## The request
Take every line from the listing below that contains "Иваницкий".
--- start of Provided data ---
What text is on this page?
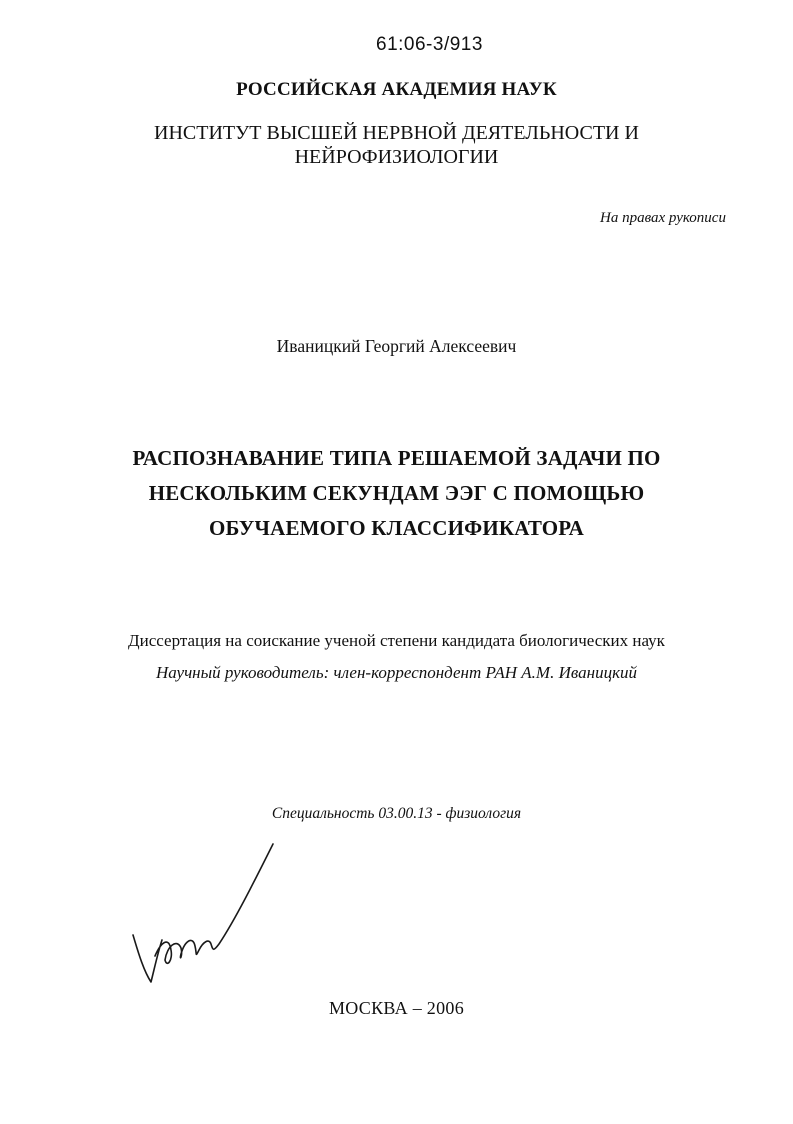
61:06-3/913
РОССИЙСКАЯ АКАДЕМИЯ НАУК
ИНСТИТУТ ВЫСШЕЙ НЕРВНОЙ ДЕЯТЕЛЬНОСТИ И
НЕЙРОФИЗИОЛОГИИ
На правах рукописи
Иваницкий Георгий Алексеевич
РАСПОЗНАВАНИЕ ТИПА РЕШАЕМОЙ ЗАДАЧИ ПО
НЕСКОЛЬКИМ СЕКУНДАМ ЭЭГ С ПОМОЩЬЮ
ОБУЧАЕМОГО КЛАССИФИКАТОРА
Диссертация на соискание ученой степени кандидата биологических наук
Научный руководитель: член-корреспондент РАН А.М. Иваницкий
Специальность 03.00.13 - физиология
МОСКВА – 2006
--- end of Provided data ---
## Solution to this exercise
Иваницкий Георгий Алексеевич
Научный руководитель: член-корреспондент РАН А.М. Иваницкий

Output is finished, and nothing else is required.